§ **EXERCISE TASK**: Transcribe the material in full. Nothing should differ except that the pictures are left out.

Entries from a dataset
((

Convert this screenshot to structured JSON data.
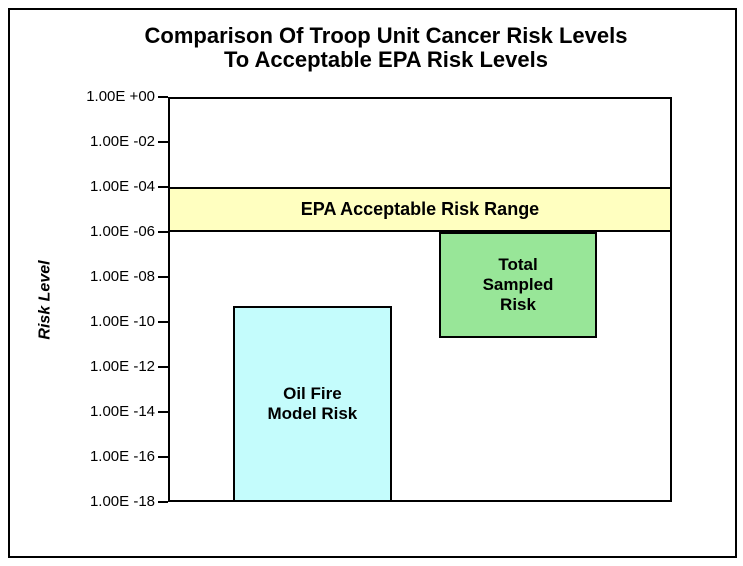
{
  "title": {
    "line1": "Comparison Of Troop Unit Cancer Risk Levels",
    "line2": "To Acceptable EPA Risk Levels"
  },
  "colors": {
    "epa_band": "#FFFFC0",
    "oil_fire_bar": "#C4FCFC",
    "total_sampled_bar": "#98E698",
    "axis": "#000000",
    "background": "#FFFFFF"
  },
  "chart_data": {
    "type": "bar",
    "subtype": "floating-range-bars",
    "title": "Comparison Of Troop Unit Cancer Risk Levels To Acceptable EPA Risk Levels",
    "xlabel": "",
    "ylabel": "Risk Level",
    "y_scale": "log10",
    "ylim": [
      1e-18,
      1.0
    ],
    "grid": false,
    "legend": "none",
    "y_ticks": [
      {
        "label": "1.00E +00",
        "value": 1.0
      },
      {
        "label": "1.00E -02",
        "value": 0.01
      },
      {
        "label": "1.00E -04",
        "value": 0.0001
      },
      {
        "label": "1.00E -06",
        "value": 1e-06
      },
      {
        "label": "1.00E -08",
        "value": 1e-08
      },
      {
        "label": "1.00E -10",
        "value": 1e-10
      },
      {
        "label": "1.00E -12",
        "value": 1e-12
      },
      {
        "label": "1.00E -14",
        "value": 1e-14
      },
      {
        "label": "1.00E -16",
        "value": 1e-16
      },
      {
        "label": "1.00E -18",
        "value": 1e-18
      }
    ],
    "bands": [
      {
        "name": "epa-acceptable-risk-range",
        "label": "EPA Acceptable Risk Range",
        "from": 1e-06,
        "to": 0.0001,
        "color": "#FFFFC0"
      }
    ],
    "series": [
      {
        "name": "oil-fire-model-risk",
        "label_lines": [
          "Oil Fire",
          "Model Risk"
        ],
        "low": 1e-18,
        "high": 5e-10,
        "color": "#C4FCFC",
        "x_frac": 0.129,
        "w_frac": 0.315
      },
      {
        "name": "total-sampled-risk",
        "label_lines": [
          "Total",
          "Sampled",
          "Risk"
        ],
        "low": 2e-11,
        "high": 1e-06,
        "color": "#98E698",
        "x_frac": 0.538,
        "w_frac": 0.313
      }
    ]
  }
}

))

§ **RESPONSE TO THE EXERCISE**:
Convert this screenshot to structured JSON data.
{
  "title": {
    "line1": "Comparison Of Troop Unit Cancer Risk Levels",
    "line2": "To Acceptable EPA Risk Levels"
  },
  "colors": {
    "epa_band": "#FFFFC0",
    "oil_fire_bar": "#C4FCFC",
    "total_sampled_bar": "#98E698",
    "axis": "#000000",
    "background": "#FFFFFF"
  },
  "chart_data": {
    "type": "bar",
    "subtype": "floating-range-bars",
    "title": "Comparison Of Troop Unit Cancer Risk Levels To Acceptable EPA Risk Levels",
    "xlabel": "",
    "ylabel": "Risk Level",
    "y_scale": "log10",
    "ylim": [
      1e-18,
      1.0
    ],
    "grid": false,
    "legend": "none",
    "y_ticks": [
      {
        "label": "1.00E +00",
        "value": 1.0
      },
      {
        "label": "1.00E -02",
        "value": 0.01
      },
      {
        "label": "1.00E -04",
        "value": 0.0001
      },
      {
        "label": "1.00E -06",
        "value": 1e-06
      },
      {
        "label": "1.00E -08",
        "value": 1e-08
      },
      {
        "label": "1.00E -10",
        "value": 1e-10
      },
      {
        "label": "1.00E -12",
        "value": 1e-12
      },
      {
        "label": "1.00E -14",
        "value": 1e-14
      },
      {
        "label": "1.00E -16",
        "value": 1e-16
      },
      {
        "label": "1.00E -18",
        "value": 1e-18
      }
    ],
    "bands": [
      {
        "name": "epa-acceptable-risk-range",
        "label": "EPA Acceptable Risk Range",
        "from": 1e-06,
        "to": 0.0001,
        "color": "#FFFFC0"
      }
    ],
    "series": [
      {
        "name": "oil-fire-model-risk",
        "label_lines": [
          "Oil Fire",
          "Model Risk"
        ],
        "low": 1e-18,
        "high": 5e-10,
        "color": "#C4FCFC",
        "x_frac": 0.129,
        "w_frac": 0.315
      },
      {
        "name": "total-sampled-risk",
        "label_lines": [
          "Total",
          "Sampled",
          "Risk"
        ],
        "low": 2e-11,
        "high": 1e-06,
        "color": "#98E698",
        "x_frac": 0.538,
        "w_frac": 0.313
      }
    ]
  }
}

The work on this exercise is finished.